*Excerpted passage*
#####

12/6/16

Trump Assembles a War Cabinet to Meet Foreign Threats

By: Cliff Kincaid | Accuracy in Media

war

With the selections of General James N. “Mad Dog” Mattis as Secretary of Defense and Lt. General Michael T. Flynn as national security adviser, President-elect Donald J. Trump has indicated that he is prepared to meet foreign threats from Russia, China, and global Islam. Indeed, Flynn argues in his book, The Field of Fight, that the U.S. is facing a “working coalition” of enemies that includes radical Islamists, Russia, China, North Korea, Iran, Syria, Cuba, Bolivia, Venezuela and Nicaragua.

The subtitle, How We Can Win the Global War Against Radical Islam and Its Allies, suggests that radical Islam is the main enemy. But the content of the book suggests something else—that Russia and China are behind this “enemy alliance” of countries and movements trying to destroy us.

“We face a formidable group of terrorists and hostile countries, and we’ve got to be better prepared to compete or we will need to be ready to destroy them,” says Flynn.

Flynn, the former head of the Defense Intelligence Agency, has been known for his criticism of President Obama for failing to identify radical Islamists as the enemy. But his book expands the list of enemies to Russia, which seems like a strange pick since Flynn had appeared at the Russia Today (RT) propaganda channel’s 10th anniversary celebration in Moscow, sitting next to Russian President Vladimir Putin.

Flynn’s co-author, Michael Ledeen, dismisses concern about Flynn’s attendance at the RT dinner, saying, “He attended a conference in Moscow, and ended up sitting next to the Russian dictator.” That conference was sponsored by a Moscow-funded channel described as KGB-TV by a leading Soviet defector because of its transmission of Russian government propaganda and disinformation.

#####

*Information provided*
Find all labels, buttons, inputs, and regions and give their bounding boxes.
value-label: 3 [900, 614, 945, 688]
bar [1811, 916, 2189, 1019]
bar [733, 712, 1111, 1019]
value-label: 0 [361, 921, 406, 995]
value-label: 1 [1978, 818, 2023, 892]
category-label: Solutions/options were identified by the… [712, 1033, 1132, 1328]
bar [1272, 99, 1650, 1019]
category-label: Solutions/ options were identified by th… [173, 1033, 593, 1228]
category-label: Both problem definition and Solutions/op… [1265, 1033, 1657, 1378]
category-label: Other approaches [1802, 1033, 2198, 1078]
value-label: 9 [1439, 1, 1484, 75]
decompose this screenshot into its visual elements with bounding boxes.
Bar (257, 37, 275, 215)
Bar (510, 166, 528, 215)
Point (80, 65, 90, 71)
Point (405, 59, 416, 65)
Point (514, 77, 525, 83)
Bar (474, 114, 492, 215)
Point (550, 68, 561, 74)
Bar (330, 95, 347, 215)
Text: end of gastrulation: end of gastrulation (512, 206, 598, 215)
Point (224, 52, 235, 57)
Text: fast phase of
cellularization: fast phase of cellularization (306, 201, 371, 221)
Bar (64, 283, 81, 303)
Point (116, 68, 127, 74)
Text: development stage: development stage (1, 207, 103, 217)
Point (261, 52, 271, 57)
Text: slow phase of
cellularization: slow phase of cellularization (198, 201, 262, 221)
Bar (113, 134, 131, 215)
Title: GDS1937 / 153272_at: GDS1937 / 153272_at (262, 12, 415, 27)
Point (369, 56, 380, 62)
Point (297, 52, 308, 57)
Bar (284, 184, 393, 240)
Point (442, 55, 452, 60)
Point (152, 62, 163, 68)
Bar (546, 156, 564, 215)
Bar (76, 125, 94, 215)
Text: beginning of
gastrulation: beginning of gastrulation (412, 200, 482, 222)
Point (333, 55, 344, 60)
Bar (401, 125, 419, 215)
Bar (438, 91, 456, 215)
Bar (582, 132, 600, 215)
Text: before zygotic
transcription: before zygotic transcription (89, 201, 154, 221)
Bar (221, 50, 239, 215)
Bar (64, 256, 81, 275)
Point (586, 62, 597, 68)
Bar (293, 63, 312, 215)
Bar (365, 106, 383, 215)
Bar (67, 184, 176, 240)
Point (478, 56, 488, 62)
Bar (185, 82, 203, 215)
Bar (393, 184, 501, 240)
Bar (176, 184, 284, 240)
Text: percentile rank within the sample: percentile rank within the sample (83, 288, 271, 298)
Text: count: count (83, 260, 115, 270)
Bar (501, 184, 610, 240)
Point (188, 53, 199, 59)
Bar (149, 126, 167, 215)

#####

*Description of the task*
In the article on Trump's war cabinet, who is named as the co-author of Flynn's book?

*The reply*
Michael Ledeen